Give every line back verbatim, dropping all images.

• RAW DATA:
───

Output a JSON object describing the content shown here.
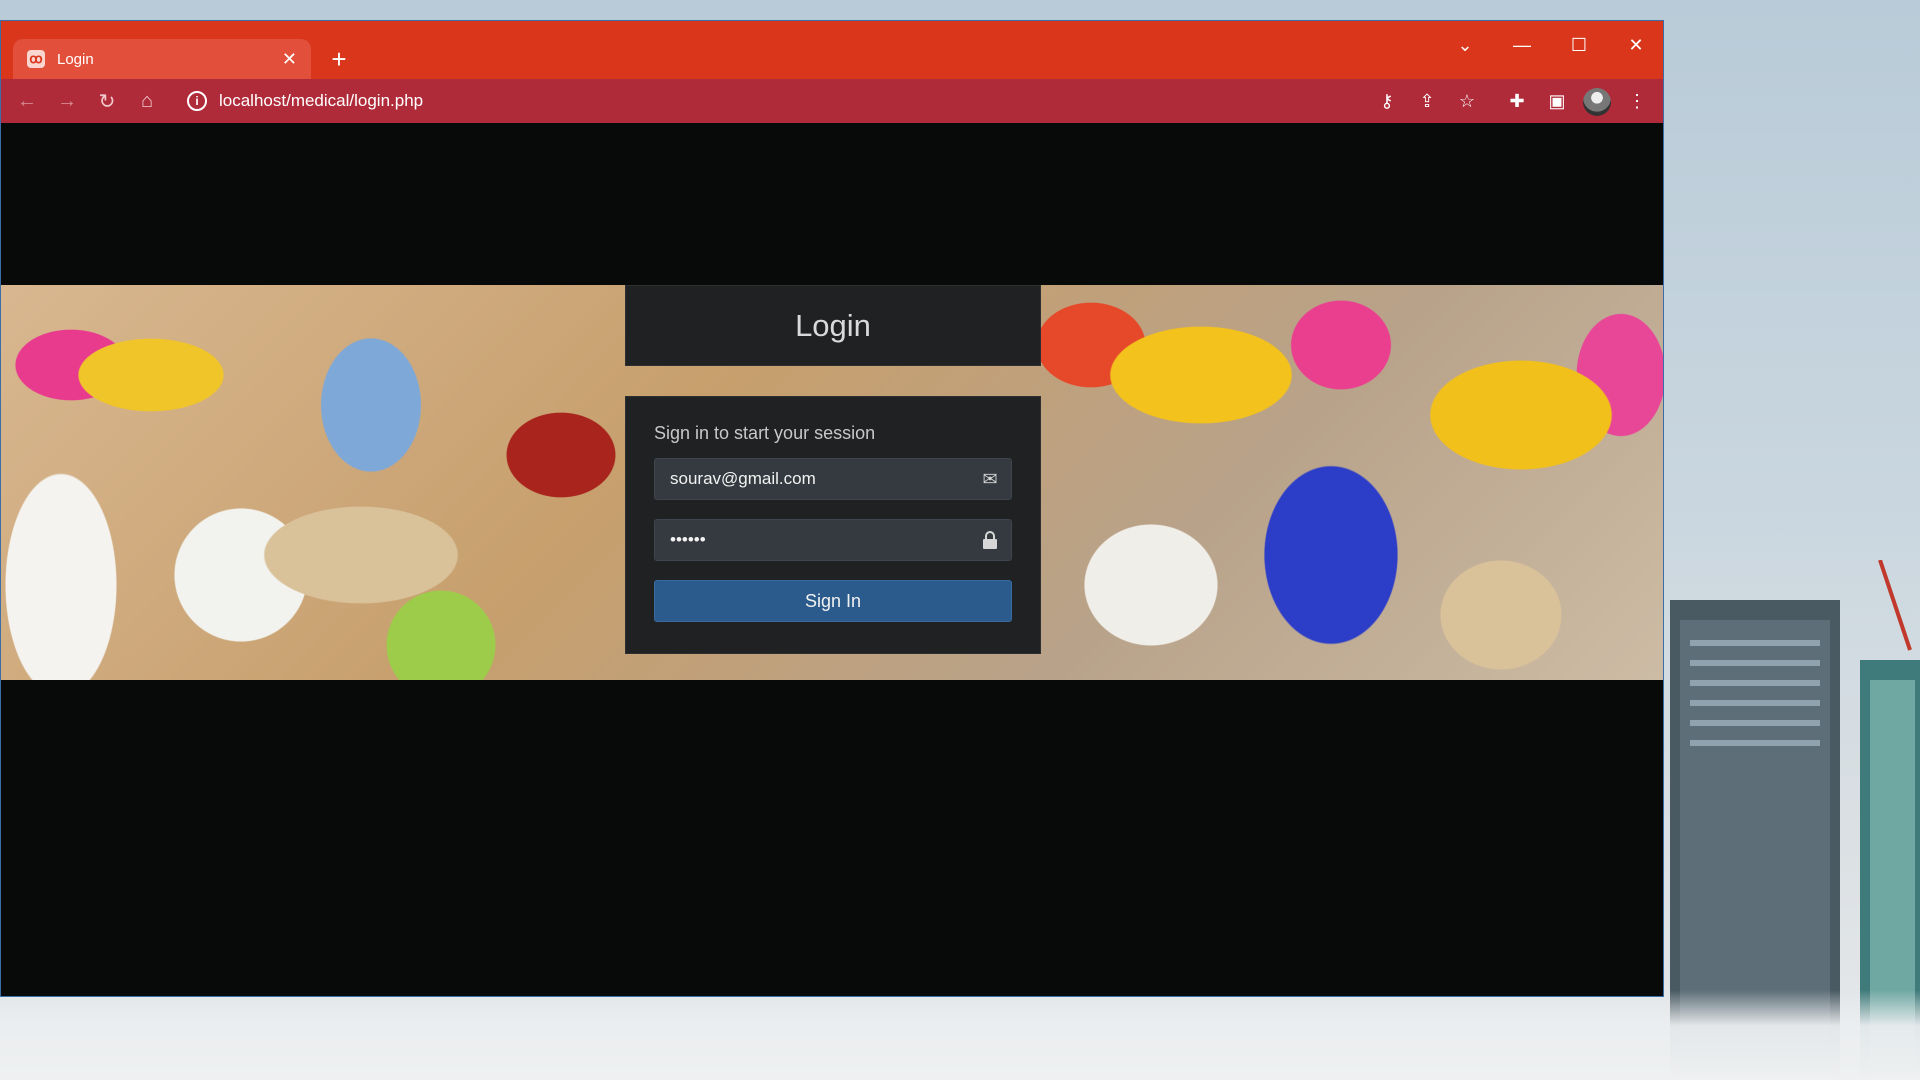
{
  "browser": {
    "tab": {
      "title": "Login",
      "favicon_icon": "xampp-icon",
      "close_icon": "close-icon"
    },
    "new_tab_icon": "plus-icon",
    "window_controls": {
      "tab_search": "chevron-down-icon",
      "minimize": "minimize-icon",
      "maximize": "maximize-icon",
      "close": "close-icon"
    },
    "toolbar": {
      "back_icon": "back-arrow-icon",
      "forward_icon": "forward-arrow-icon",
      "reload_icon": "reload-icon",
      "home_icon": "home-icon",
      "site_info_icon": "info-icon",
      "url": "localhost/medical/login.php",
      "right_icons": [
        "key-icon",
        "share-icon",
        "star-icon",
        "extensions-icon",
        "side-panel-icon",
        "avatar",
        "more-menu-icon"
      ]
    },
    "colors": {
      "tab_bar": "#d9361b",
      "toolbar": "#b02b3a",
      "page_bg": "#080a0a"
    }
  },
  "login": {
    "title": "Login",
    "message": "Sign in to start your session",
    "email": {
      "value": "sourav@gmail.com",
      "icon": "envelope-icon"
    },
    "password": {
      "value": "••••••",
      "icon": "lock-icon"
    },
    "submit_label": "Sign In",
    "colors": {
      "card": "#1f2122",
      "input": "#343a40",
      "button": "#2b5a8c"
    }
  }
}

───

• ANSWER BELOW:
Output a JSON object describing the content shown here.
{
  "browser": {
    "tab": {
      "title": "Login",
      "favicon_icon": "xampp-icon",
      "close_icon": "close-icon"
    },
    "new_tab_icon": "plus-icon",
    "window_controls": {
      "tab_search": "chevron-down-icon",
      "minimize": "minimize-icon",
      "maximize": "maximize-icon",
      "close": "close-icon"
    },
    "toolbar": {
      "back_icon": "back-arrow-icon",
      "forward_icon": "forward-arrow-icon",
      "reload_icon": "reload-icon",
      "home_icon": "home-icon",
      "site_info_icon": "info-icon",
      "url": "localhost/medical/login.php",
      "right_icons": [
        "key-icon",
        "share-icon",
        "star-icon",
        "extensions-icon",
        "side-panel-icon",
        "avatar",
        "more-menu-icon"
      ]
    },
    "colors": {
      "tab_bar": "#d9361b",
      "toolbar": "#b02b3a",
      "page_bg": "#080a0a"
    }
  },
  "login": {
    "title": "Login",
    "message": "Sign in to start your session",
    "email": {
      "value": "sourav@gmail.com",
      "icon": "envelope-icon"
    },
    "password": {
      "value": "••••••",
      "icon": "lock-icon"
    },
    "submit_label": "Sign In",
    "colors": {
      "card": "#1f2122",
      "input": "#343a40",
      "button": "#2b5a8c"
    }
  }
}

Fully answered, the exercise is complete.